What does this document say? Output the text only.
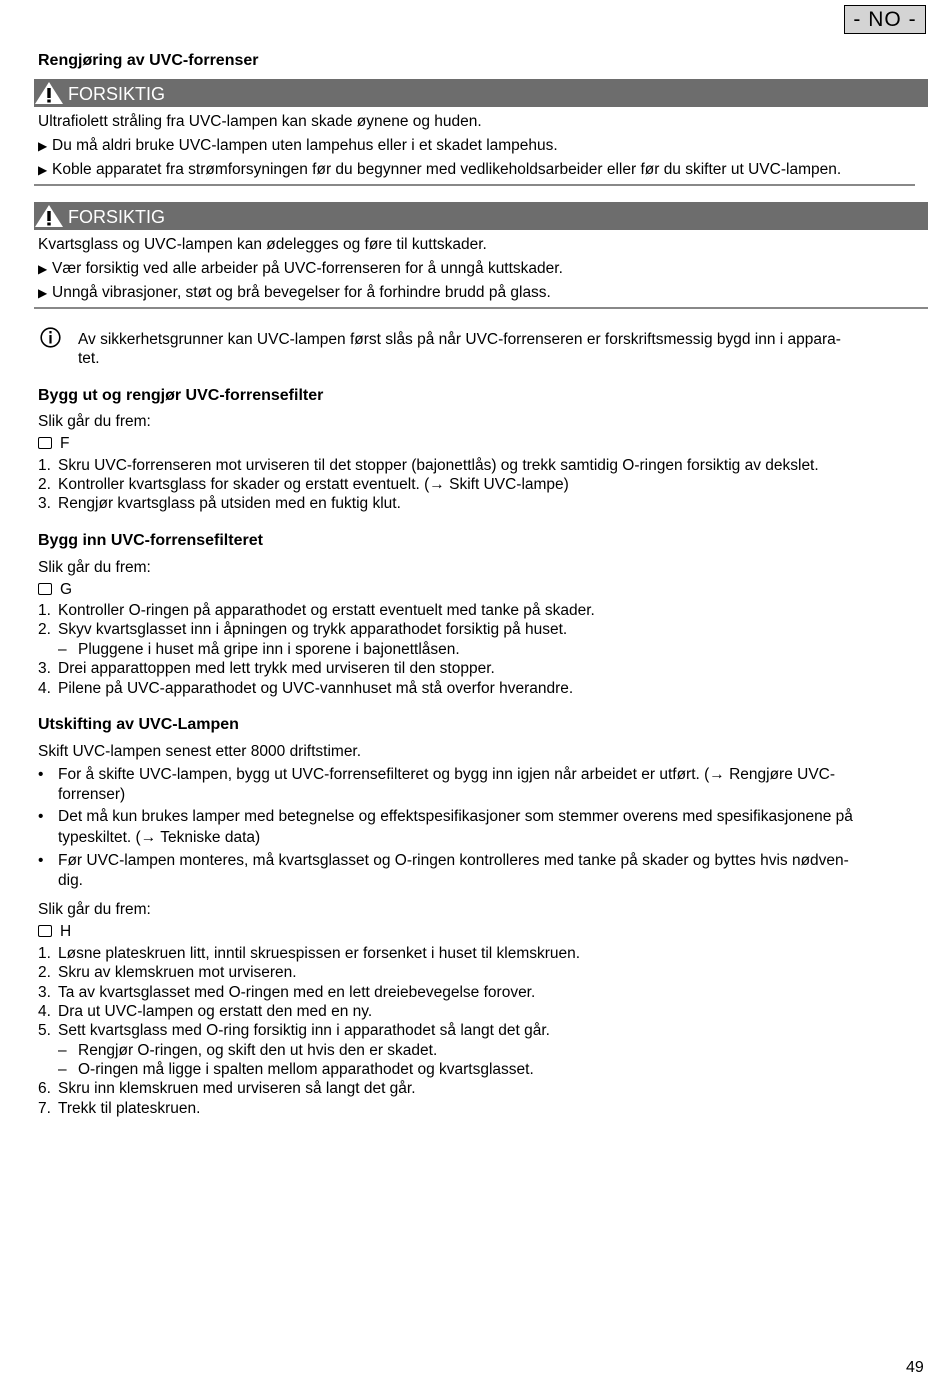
- NO -
Rengjøring av UVC-forrenser
FORSIKTIG
Ultrafiolett stråling fra UVC-lampen kan skade øynene og huden.
▶ Du må aldri bruke UVC-lampen uten lampehus eller i et skadet lampehus.
▶ Koble apparatet fra strømforsyningen før du begynner med vedlikeholdsarbeider eller før du skifter ut UVC-lampen.
FORSIKTIG
Kvartsglass og UVC-lampen kan ødelegges og føre til kuttskader.
▶ Vær forsiktig ved alle arbeider på UVC-forrenseren for å unngå kuttskader.
▶ Unngå vibrasjoner, støt og brå bevegelser for å forhindre brudd på glass.
Av sikkerhetsgrunner kan UVC-lampen først slås på når UVC-forrenseren er forskriftsmessig bygd inn i appara-
tet.
Bygg ut og rengjør UVC-forrensefilter
Slik går du frem:
F
1. Skru UVC-forrenseren mot urviseren til det stopper (bajonettlås) og trekk samtidig O-ringen forsiktig av dekslet.
2. Kontroller kvartsglass for skader og erstatt eventuelt. (→ Skift UVC-lampe)
3. Rengjør kvartsglass på utsiden med en fuktig klut.
Bygg inn UVC-forrensefilteret
Slik går du frem:
G
1. Kontroller O-ringen på apparathodet og erstatt eventuelt med tanke på skader.
2. Skyv kvartsglasset inn i åpningen og trykk apparathodet forsiktig på huset.
– Pluggene i huset må gripe inn i sporene i bajonettlåsen.
3. Drei apparattoppen med lett trykk med urviseren til den stopper.
4. Pilene på UVC-apparathodet og UVC-vannhuset må stå overfor hverandre.
Utskifting av UVC-Lampen
Skift UVC-lampen senest etter 8000 driftstimer.
• For å skifte UVC-lampen, bygg ut UVC-forrensefilteret og bygg inn igjen når arbeidet er utført. (→ Rengjøre UVC-
forrenser)
• Det må kun brukes lamper med betegnelse og effektspesifikasjoner som stemmer overens med spesifikasjonene på
typeskiltet. (→ Tekniske data)
• Før UVC-lampen monteres, må kvartsglasset og O-ringen kontrolleres med tanke på skader og byttes hvis nødven-
dig.
Slik går du frem:
H
1. Løsne plateskruen litt, inntil skruespissen er forsenket i huset til klemskruen.
2. Skru av klemskruen mot urviseren.
3. Ta av kvartsglasset med O-ringen med en lett dreiebevegelse forover.
4. Dra ut UVC-lampen og erstatt den med en ny.
5. Sett kvartsglass med O-ring forsiktig inn i apparathodet så langt det går.
– Rengjør O-ringen, og skift den ut hvis den er skadet.
– O-ringen må ligge i spalten mellom apparathodet og kvartsglasset.
6. Skru inn klemskruen med urviseren så langt det går.
7. Trekk til plateskruen.
49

→ Exercise
Copy out every line of the material above exactly, skipping the pictures.

→ Full output
What does this document say? Output the text only.
- NO -
Rengjøring av UVC-forrenser
FORSIKTIG
Ultrafiolett stråling fra UVC-lampen kan skade øynene og huden.
▶ Du må aldri bruke UVC-lampen uten lampehus eller i et skadet lampehus.
▶ Koble apparatet fra strømforsyningen før du begynner med vedlikeholdsarbeider eller før du skifter ut UVC-lampen.
FORSIKTIG
Kvartsglass og UVC-lampen kan ødelegges og føre til kuttskader.
▶ Vær forsiktig ved alle arbeider på UVC-forrenseren for å unngå kuttskader.
▶ Unngå vibrasjoner, støt og brå bevegelser for å forhindre brudd på glass.
Av sikkerhetsgrunner kan UVC-lampen først slås på når UVC-forrenseren er forskriftsmessig bygd inn i appara-
tet.
Bygg ut og rengjør UVC-forrensefilter
Slik går du frem:
F
1. Skru UVC-forrenseren mot urviseren til det stopper (bajonettlås) og trekk samtidig O-ringen forsiktig av dekslet.
2. Kontroller kvartsglass for skader og erstatt eventuelt. (→ Skift UVC-lampe)
3. Rengjør kvartsglass på utsiden med en fuktig klut.
Bygg inn UVC-forrensefilteret
Slik går du frem:
G
1. Kontroller O-ringen på apparathodet og erstatt eventuelt med tanke på skader.
2. Skyv kvartsglasset inn i åpningen og trykk apparathodet forsiktig på huset.
– Pluggene i huset må gripe inn i sporene i bajonettlåsen.
3. Drei apparattoppen med lett trykk med urviseren til den stopper.
4. Pilene på UVC-apparathodet og UVC-vannhuset må stå overfor hverandre.
Utskifting av UVC-Lampen
Skift UVC-lampen senest etter 8000 driftstimer.
• For å skifte UVC-lampen, bygg ut UVC-forrensefilteret og bygg inn igjen når arbeidet er utført. (→ Rengjøre UVC-
forrenser)
• Det må kun brukes lamper med betegnelse og effektspesifikasjoner som stemmer overens med spesifikasjonene på
typeskiltet. (→ Tekniske data)
• Før UVC-lampen monteres, må kvartsglasset og O-ringen kontrolleres med tanke på skader og byttes hvis nødven-
dig.
Slik går du frem:
H
1. Løsne plateskruen litt, inntil skruespissen er forsenket i huset til klemskruen.
2. Skru av klemskruen mot urviseren.
3. Ta av kvartsglasset med O-ringen med en lett dreiebevegelse forover.
4. Dra ut UVC-lampen og erstatt den med en ny.
5. Sett kvartsglass med O-ring forsiktig inn i apparathodet så langt det går.
– Rengjør O-ringen, og skift den ut hvis den er skadet.
– O-ringen må ligge i spalten mellom apparathodet og kvartsglasset.
6. Skru inn klemskruen med urviseren så langt det går.
7. Trekk til plateskruen.
49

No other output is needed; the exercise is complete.